Objective:
Copy, from the entries below, each line where the word "chevron" can be found.

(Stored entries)
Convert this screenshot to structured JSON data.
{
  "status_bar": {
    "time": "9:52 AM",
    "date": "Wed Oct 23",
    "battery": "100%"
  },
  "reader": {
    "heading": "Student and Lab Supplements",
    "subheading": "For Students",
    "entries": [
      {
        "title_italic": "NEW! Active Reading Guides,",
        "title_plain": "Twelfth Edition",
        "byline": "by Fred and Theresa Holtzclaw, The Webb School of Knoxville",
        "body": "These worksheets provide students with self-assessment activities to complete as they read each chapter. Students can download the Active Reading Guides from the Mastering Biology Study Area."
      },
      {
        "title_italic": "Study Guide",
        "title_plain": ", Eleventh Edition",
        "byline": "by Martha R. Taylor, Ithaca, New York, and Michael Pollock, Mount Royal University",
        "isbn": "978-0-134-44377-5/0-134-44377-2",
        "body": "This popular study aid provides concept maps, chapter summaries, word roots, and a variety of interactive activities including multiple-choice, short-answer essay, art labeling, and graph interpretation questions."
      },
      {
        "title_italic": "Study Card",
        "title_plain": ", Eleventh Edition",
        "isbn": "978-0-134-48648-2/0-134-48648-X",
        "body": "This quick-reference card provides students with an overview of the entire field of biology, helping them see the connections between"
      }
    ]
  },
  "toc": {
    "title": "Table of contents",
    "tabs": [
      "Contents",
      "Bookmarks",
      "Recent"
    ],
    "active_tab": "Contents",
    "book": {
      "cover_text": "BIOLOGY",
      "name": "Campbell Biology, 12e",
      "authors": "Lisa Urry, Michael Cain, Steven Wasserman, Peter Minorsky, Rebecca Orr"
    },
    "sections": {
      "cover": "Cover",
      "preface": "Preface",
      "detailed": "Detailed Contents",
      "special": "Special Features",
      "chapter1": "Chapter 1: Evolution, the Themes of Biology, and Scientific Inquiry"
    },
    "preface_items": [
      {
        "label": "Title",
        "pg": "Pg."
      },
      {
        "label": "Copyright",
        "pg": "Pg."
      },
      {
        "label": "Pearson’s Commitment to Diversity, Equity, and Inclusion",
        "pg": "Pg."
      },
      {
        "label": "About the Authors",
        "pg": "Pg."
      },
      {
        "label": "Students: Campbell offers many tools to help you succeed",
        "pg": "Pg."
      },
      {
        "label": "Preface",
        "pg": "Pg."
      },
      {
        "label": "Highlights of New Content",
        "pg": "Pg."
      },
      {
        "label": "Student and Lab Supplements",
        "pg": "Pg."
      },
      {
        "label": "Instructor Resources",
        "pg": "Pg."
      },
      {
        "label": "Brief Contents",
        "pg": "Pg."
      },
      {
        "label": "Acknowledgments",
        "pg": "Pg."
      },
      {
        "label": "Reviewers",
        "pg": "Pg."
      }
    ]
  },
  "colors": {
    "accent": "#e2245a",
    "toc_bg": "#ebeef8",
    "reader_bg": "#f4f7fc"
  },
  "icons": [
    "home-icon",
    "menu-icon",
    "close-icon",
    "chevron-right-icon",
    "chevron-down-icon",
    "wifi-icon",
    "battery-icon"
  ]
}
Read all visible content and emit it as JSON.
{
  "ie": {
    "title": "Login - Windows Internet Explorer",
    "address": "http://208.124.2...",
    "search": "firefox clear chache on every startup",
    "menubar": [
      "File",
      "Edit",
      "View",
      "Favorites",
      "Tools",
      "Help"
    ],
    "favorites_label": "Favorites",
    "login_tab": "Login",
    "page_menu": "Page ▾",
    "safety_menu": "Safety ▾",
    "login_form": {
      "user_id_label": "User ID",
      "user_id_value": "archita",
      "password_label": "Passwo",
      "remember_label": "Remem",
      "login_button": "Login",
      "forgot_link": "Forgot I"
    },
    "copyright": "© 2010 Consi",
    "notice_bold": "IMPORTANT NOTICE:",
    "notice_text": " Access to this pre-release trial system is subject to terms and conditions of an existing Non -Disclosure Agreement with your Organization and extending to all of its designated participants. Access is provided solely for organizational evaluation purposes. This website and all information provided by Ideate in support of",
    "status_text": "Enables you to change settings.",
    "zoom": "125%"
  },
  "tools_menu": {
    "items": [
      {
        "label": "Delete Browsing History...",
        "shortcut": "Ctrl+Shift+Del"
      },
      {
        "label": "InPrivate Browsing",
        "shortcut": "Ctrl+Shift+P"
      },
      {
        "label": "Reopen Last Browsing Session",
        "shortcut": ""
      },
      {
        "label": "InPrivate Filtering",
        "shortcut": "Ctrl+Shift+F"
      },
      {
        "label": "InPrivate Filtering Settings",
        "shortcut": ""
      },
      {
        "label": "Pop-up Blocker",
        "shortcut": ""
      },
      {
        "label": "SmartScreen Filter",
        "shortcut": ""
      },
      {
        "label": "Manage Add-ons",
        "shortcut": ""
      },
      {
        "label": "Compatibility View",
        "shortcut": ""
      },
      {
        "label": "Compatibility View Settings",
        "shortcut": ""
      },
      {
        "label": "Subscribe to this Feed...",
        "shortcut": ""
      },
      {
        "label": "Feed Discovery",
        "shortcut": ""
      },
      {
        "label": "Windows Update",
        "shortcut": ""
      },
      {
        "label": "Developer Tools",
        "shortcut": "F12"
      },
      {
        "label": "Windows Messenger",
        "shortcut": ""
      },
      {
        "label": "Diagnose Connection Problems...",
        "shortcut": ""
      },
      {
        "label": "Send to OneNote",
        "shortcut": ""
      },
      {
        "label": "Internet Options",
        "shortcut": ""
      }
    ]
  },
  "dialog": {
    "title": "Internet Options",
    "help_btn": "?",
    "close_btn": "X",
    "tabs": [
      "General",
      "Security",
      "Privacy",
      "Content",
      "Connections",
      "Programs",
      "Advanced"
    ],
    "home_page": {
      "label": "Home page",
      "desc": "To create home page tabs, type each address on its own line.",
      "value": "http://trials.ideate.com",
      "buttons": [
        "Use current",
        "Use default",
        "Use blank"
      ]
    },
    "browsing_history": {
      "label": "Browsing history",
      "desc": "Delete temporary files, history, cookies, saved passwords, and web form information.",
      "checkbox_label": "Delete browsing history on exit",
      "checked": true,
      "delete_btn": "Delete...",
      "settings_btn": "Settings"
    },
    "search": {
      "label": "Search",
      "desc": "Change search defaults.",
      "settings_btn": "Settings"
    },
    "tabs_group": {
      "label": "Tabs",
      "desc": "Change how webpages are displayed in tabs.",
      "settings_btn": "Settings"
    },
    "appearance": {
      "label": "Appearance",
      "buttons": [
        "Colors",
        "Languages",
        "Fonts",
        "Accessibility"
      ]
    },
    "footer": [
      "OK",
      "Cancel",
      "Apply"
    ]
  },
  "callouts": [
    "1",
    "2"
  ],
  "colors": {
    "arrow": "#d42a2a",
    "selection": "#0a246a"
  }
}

Answer for the task:
    "chevron-right-icon",
    "chevron-down-icon",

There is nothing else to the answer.